→ Set exercise:
Records follow. Copy every line with "urban".

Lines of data
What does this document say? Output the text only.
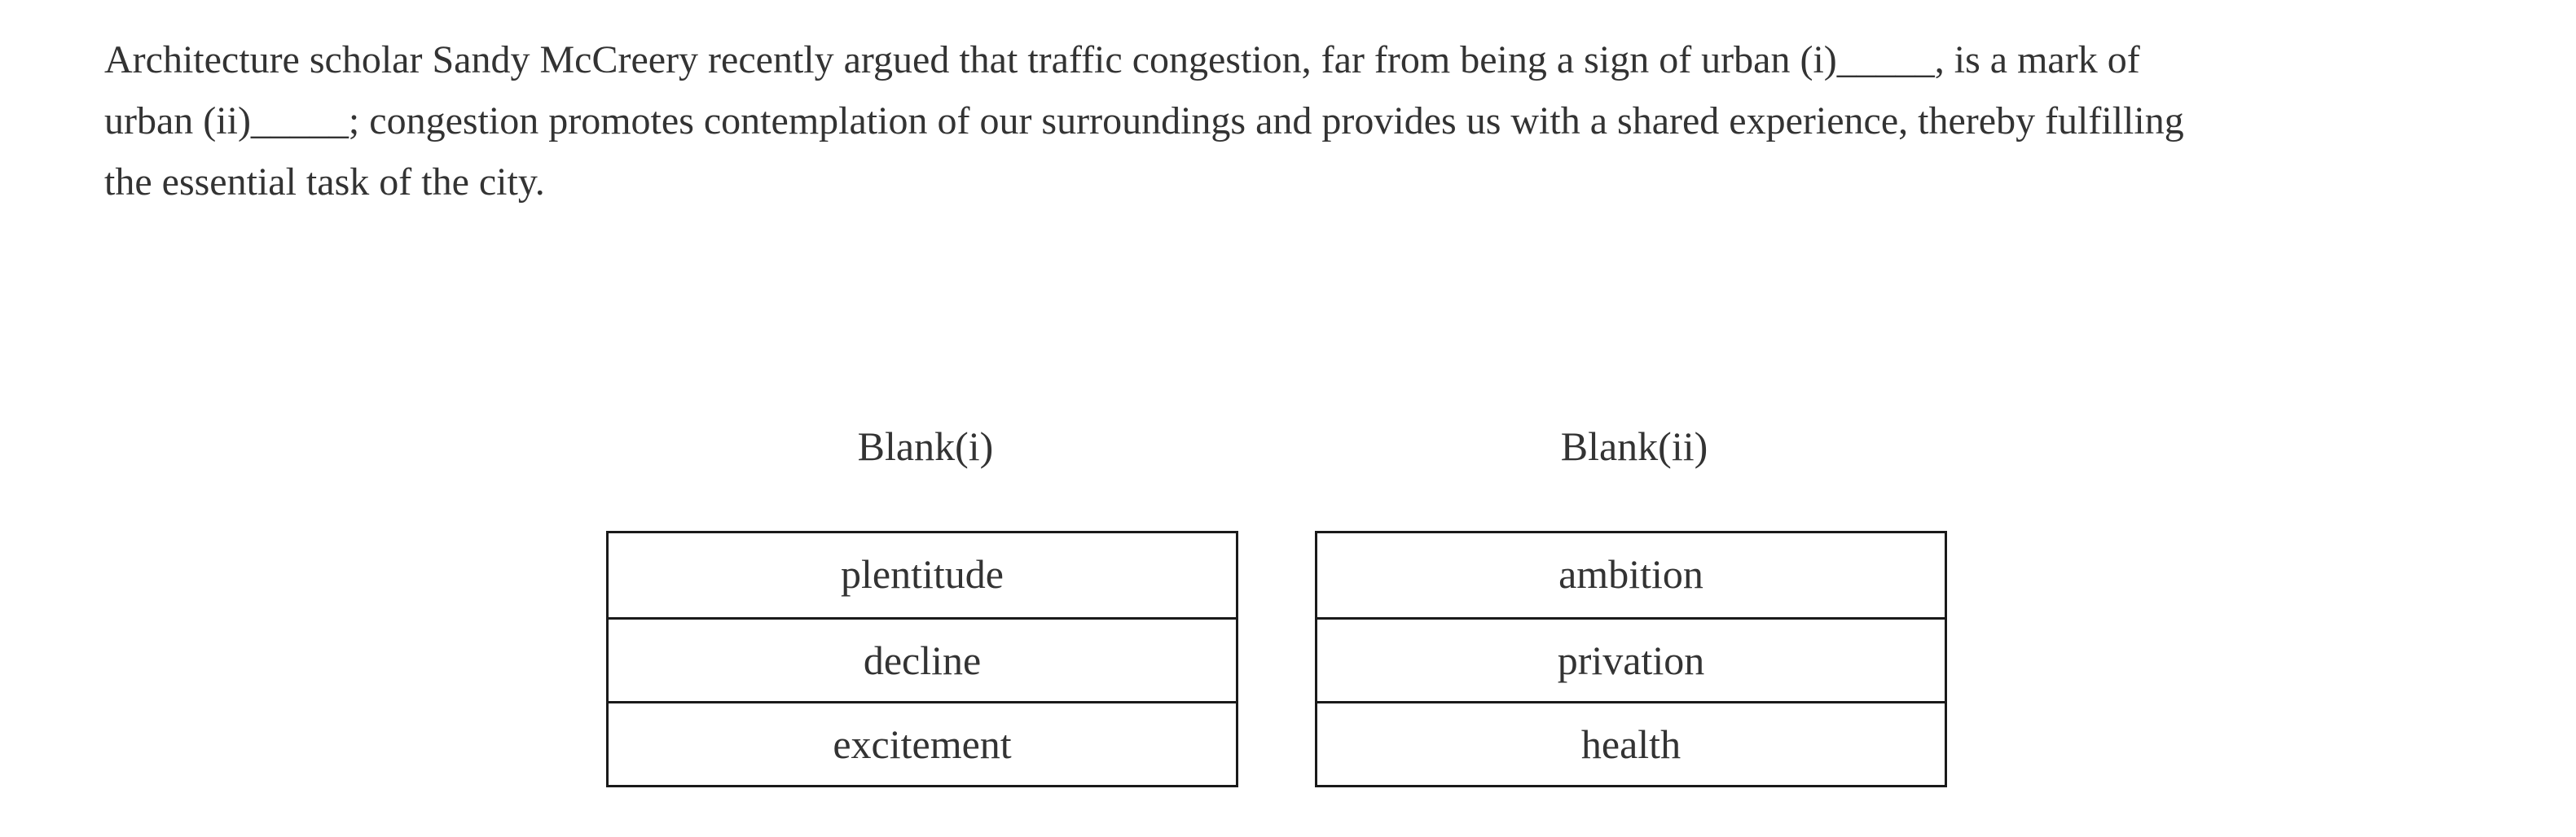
Architecture scholar Sandy McCreery recently argued that traffic congestion, far from being a sign of urban (i)_____, is a mark of
urban (ii)_____; congestion promotes contemplation of our surroundings and provides us with a shared experience, thereby fulfilling
the essential task of the city.

Blank(i)
plentitude
decline
excitement
Blank(ii)
ambition
privation
health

→ The result:
Architecture scholar Sandy McCreery recently argued that traffic congestion, far from being a sign of urban (i)_____, is a mark of
urban (ii)_____; congestion promotes contemplation of our surroundings and provides us with a shared experience, thereby fulfilling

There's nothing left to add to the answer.